§ **Work request 1**
In the post on psychiatric genetics, how much of the variance in height can SNPs now explain?
§ **Work request 2**
Return the passage of the psychiatric genetics post between "One quick test" and "isn't working now.", inclusive, copied word for word.

§ **Passage shown**
Evidence-based psychiatric genetics, AKA the false dichotomy between common and rare variant hypotheses
Someone on the BGAnet Facebook group posted about this paper (I can't find a full online copy, the link is just to the abstract.)
Peter Visscher and colleagues make the point that old-fashioned genetics language borrowed from Mendelizing rare gene disorders doesn't do a good job describing the genetics of more complex disorders like schizophrenia and depression, and of course they are right. Penetration, hetergoeneity, phenocopy make sense for disorders caused by a single gene or a countable handful of genes, but not for the kinds of complex, mega-polygenic disorders and normal traits that psychiatric geneticists study today.
But I don't think they take the argument far enough. They wind up optimistic about the genetics of schizophrenia and depression. Not optimistic that they are heritable-- there is no controversy about that-- but optimistic that studying the genetics of depression via GWAS will sooner or later produce something that looks like the biology of depression. I doubt it. The obstacle, as Visscher et al show, is that right now the SNPs for schizophrenia with the biggest effect sizes account for much less than a percent in the variance of liability, depression even less. Even if you add up all the SNPs that have been reliably associated with schizophrenia you get only about a percent. So Visscher et al draw a comparison with height, which five years ago was at about the same place SNP-explanation-wise, and now, thanks to some truly enormous samples, is all the way up to 10%.
But so what? What is to be learned by examining associations between phenotypes and individual SNPs that account for miniscule percentages of the variance. OK, if you have half a million participants they are statistically significant, but where is the evidence that over the long run finding more and more tinier and tinier statistically significant SNPs is going to add up to a theory of anything? Maybe at some point something points to some kind of biological pathway which can then be studied using other methods. If so, fine, but I can't get over the impression that the primary motivation for all of the GWAS is to re-document the by now obvious fact that one way or another all these things are heritable, that SOMEHOW all that genetic variation produces a correlation in schizophrenia liability of .7 in identical twins. But we already knew that.
One piece of old-fashioned genetic language that Visscher et al don't give up is "causal variant." SNPs work because they are in linkage disequilibrium with the "causal variants" that actually cause height and schizophrenia. In some very literal sense that has to be true, if all the word causal means is, "is associated with." What if there is a variant that predisposes young children to interact less successfully with their mothers, which causes them to get less food, which causes them to be a little shorter. Is that a "causal variant" for height? The real conclusion about massively polygenic developmental systems is that the idea of causal variants doesn't really apply. Genes are inputs into complex developmental systems, out of which phenotypes emerge on the other end. In an absolute sense, there are no "genes for" anything, and no genes that qualify as "causes" for anything.
One quick test I apply to all bio-genetic accounts of complex behavioral phenotypes. Every time Visscher et al refer to schizophrenia or depression, substitute "marital status." It is heritable, about as heritable as depression. Do you doubt that a GWAS with half a million participants would find a few significant associations? How could it be otherwise? But is there any sense to be found in talk about "causal variants" for divorce? Are there human traits to which this whole line of genetic explanation does not apply? If so, how do we know the difference? Once upon a time, everyone thought quantitative genetics would do it.... some things would turn out to be really genetic, others, well, whatever the opposite of genetic was supposed to be. It didn't work, and it isn't working now.

§ **Dataset extract**

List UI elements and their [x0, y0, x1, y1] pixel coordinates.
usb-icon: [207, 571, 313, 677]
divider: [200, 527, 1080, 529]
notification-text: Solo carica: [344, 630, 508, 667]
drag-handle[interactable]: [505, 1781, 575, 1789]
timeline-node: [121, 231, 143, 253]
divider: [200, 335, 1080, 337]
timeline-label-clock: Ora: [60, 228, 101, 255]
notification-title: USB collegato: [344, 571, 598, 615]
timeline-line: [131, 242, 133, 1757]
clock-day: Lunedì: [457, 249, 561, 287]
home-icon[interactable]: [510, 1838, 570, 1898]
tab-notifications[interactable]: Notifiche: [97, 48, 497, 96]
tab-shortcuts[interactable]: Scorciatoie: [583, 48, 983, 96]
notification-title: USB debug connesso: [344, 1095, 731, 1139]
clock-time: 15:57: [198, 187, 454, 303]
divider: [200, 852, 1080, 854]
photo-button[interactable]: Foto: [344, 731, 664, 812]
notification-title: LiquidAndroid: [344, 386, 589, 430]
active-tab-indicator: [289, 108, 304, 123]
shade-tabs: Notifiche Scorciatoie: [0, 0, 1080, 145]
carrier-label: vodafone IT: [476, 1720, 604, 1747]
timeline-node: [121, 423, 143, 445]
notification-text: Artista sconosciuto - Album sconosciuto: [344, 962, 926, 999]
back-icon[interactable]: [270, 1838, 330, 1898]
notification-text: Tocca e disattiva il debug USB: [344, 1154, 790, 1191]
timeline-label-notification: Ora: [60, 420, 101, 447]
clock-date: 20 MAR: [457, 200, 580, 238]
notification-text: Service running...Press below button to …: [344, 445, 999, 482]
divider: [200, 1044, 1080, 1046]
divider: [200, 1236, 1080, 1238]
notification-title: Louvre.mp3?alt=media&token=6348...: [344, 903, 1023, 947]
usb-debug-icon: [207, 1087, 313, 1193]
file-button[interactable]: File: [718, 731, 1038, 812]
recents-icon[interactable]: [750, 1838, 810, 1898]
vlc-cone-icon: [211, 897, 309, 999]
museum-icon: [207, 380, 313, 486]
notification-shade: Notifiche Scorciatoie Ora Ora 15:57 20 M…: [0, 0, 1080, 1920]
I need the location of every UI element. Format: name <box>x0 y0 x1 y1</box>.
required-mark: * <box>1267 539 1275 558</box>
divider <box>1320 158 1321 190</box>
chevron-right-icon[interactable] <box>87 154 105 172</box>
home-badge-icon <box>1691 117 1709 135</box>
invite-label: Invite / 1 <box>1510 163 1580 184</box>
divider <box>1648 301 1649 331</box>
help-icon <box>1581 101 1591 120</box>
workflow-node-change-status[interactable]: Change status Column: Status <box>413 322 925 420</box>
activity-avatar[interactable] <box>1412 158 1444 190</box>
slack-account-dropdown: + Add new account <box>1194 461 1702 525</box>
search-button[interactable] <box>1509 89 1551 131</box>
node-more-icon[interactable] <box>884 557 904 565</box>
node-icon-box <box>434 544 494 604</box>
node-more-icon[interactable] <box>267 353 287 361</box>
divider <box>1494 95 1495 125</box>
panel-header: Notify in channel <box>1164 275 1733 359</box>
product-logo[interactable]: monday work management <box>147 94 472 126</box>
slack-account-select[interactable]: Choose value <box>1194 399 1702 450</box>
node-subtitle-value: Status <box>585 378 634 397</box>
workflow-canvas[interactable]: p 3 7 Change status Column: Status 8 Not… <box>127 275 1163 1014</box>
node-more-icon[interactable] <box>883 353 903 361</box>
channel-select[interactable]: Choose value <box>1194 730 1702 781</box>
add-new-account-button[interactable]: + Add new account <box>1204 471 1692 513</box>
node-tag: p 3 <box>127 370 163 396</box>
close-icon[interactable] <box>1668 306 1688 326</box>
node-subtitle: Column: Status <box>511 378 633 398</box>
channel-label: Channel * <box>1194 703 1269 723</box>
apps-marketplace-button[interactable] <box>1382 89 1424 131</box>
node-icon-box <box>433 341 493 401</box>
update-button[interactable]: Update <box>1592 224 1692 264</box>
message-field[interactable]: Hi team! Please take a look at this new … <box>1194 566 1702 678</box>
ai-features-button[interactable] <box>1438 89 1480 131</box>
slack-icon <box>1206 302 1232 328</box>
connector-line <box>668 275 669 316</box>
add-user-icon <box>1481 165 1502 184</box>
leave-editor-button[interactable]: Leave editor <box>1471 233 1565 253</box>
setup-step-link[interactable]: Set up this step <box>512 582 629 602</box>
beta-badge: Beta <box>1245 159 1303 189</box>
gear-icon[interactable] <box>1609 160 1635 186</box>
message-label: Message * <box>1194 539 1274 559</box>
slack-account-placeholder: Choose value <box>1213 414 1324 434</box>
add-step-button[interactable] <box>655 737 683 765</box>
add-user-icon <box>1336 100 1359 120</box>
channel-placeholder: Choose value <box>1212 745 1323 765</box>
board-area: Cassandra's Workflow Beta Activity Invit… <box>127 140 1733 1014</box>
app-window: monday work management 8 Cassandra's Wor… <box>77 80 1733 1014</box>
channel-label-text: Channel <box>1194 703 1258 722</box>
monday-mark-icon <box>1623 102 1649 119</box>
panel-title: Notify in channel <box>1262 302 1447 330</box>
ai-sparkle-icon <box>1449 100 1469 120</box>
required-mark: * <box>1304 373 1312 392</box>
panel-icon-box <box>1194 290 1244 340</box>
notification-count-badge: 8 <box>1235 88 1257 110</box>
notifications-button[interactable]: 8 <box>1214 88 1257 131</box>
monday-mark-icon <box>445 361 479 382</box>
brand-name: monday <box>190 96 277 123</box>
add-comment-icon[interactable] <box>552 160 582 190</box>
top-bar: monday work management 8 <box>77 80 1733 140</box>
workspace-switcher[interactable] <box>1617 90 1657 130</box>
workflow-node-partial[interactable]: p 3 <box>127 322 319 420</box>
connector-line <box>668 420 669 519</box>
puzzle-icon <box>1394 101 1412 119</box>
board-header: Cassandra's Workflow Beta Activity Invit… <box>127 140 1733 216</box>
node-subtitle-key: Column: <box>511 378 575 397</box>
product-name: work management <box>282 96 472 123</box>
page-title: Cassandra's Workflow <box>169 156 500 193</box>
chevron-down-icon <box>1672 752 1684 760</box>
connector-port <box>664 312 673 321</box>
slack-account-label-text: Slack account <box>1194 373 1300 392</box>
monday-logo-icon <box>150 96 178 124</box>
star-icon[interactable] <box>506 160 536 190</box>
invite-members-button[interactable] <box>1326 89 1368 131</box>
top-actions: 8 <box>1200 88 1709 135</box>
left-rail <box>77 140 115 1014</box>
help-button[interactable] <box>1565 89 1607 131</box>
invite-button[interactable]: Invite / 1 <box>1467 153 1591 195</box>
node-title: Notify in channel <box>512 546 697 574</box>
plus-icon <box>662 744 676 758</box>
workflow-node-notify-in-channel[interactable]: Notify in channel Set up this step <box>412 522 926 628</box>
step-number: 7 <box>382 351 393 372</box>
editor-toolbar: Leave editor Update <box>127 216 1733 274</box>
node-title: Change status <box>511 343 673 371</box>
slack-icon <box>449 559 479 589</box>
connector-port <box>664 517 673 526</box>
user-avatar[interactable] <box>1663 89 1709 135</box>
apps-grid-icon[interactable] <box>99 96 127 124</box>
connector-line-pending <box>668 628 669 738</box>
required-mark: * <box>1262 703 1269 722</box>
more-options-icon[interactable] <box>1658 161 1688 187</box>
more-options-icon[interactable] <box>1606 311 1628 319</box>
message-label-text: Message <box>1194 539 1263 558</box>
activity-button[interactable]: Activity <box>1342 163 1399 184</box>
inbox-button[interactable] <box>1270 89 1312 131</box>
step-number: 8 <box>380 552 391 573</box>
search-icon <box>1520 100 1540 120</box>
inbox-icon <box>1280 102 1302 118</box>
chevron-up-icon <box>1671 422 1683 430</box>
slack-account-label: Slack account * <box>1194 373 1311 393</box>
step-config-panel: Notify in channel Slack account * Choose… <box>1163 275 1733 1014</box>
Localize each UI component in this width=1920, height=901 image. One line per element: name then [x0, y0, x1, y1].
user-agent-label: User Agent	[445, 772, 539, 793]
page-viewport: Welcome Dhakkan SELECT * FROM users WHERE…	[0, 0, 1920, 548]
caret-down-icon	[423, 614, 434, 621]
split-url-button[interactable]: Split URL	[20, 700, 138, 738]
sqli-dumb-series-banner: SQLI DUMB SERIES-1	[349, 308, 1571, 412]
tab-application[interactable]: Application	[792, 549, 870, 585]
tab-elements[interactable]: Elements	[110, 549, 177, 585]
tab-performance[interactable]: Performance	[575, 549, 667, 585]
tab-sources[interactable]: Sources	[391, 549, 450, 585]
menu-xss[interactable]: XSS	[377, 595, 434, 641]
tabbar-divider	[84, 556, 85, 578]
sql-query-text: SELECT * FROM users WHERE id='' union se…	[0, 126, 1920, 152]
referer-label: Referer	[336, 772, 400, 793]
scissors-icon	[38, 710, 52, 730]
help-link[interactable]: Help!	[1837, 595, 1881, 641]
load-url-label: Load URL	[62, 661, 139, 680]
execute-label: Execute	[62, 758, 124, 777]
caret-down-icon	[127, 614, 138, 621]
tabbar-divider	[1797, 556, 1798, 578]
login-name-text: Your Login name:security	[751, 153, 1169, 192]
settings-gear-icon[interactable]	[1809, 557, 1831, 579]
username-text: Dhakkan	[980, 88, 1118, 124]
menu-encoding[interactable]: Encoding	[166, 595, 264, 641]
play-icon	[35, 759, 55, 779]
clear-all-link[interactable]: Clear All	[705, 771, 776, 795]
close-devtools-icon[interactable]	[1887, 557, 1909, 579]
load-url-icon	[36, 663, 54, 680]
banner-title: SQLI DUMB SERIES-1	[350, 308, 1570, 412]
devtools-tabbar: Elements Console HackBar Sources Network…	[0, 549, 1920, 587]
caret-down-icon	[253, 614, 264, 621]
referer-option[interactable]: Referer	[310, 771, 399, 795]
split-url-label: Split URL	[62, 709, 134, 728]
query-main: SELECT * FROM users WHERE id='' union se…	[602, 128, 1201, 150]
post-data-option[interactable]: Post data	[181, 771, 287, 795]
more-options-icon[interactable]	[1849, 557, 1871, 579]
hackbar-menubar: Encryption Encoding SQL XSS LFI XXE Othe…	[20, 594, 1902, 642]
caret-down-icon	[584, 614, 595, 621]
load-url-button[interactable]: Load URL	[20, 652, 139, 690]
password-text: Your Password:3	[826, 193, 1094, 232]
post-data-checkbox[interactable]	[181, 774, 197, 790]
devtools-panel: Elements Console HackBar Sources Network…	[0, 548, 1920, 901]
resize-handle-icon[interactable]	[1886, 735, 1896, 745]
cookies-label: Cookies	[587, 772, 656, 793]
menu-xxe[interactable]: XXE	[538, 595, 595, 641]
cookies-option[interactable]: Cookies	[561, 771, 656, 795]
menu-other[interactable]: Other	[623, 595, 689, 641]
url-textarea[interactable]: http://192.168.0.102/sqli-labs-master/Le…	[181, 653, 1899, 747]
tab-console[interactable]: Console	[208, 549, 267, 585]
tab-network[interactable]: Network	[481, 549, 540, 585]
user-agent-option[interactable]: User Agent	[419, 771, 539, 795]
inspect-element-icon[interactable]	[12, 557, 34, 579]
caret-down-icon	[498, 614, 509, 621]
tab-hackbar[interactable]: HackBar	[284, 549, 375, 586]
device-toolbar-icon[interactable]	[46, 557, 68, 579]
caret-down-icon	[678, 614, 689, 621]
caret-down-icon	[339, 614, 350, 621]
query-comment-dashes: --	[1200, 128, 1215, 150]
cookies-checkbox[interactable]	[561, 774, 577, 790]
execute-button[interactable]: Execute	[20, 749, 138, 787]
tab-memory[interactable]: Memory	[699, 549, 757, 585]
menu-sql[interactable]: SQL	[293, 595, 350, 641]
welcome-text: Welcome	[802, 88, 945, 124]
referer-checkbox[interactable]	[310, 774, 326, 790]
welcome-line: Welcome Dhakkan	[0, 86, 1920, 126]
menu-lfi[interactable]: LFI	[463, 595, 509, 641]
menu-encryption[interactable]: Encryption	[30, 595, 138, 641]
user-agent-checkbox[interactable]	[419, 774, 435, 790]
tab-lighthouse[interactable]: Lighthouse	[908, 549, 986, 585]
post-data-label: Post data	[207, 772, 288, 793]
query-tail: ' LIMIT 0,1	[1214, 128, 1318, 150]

§ **Final answer 1**
About 10%.

§ **Final answer 2**
One quick test I apply to all bio-genetic accounts of complex behavioral phenotypes. Every time Visscher et al refer to schizophrenia or depression, substitute "marital status." It is heritable, about as heritable as depression. Do you doubt that a GWAS with half a million participants would find a few significant associations? How could it be otherwise? But is there any sense to be found in talk about "causal variants" for divorce? Are there human traits to which this whole line of genetic explanation does not apply? If so, how do we know the difference? Once upon a time, everyone thought quantitative genetics would do it.... some things would turn out to be really genetic, others, well, whatever the opposite of genetic was supposed to be. It didn't work, and it isn't working now.